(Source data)
------------

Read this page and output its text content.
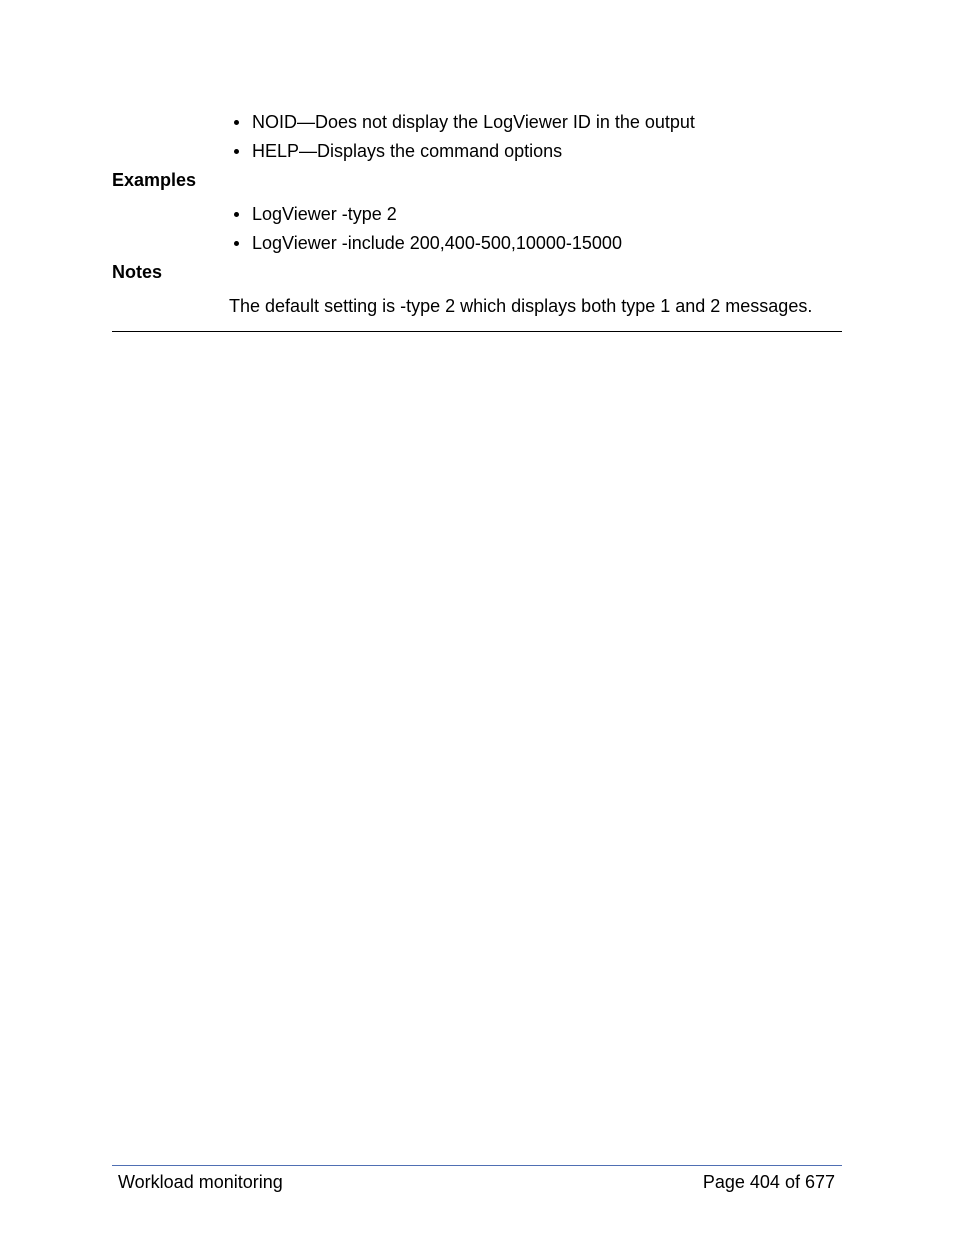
NOID—Does not display the LogViewer ID in the output
HELP—Displays the command options
Examples
LogViewer -type 2
LogViewer -include 200,400-500,10000-15000
Notes

The default setting is -type 2 which displays both type 1 and 2 messages.

Workload monitoring	Page 404 of 677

------------

**Task to complete:**
Repeat each entry above word for word, leaving every picture out.

**The solution:**
Read this page and output its text content.
NOID—Does not display the LogViewer ID in the output
HELP—Displays the command options
Examples
LogViewer -type 2
LogViewer -include 200,400-500,10000-15000
Notes

The default setting is -type 2 which displays both type 1 and 2 messages.

Workload monitoring	Page 404 of 677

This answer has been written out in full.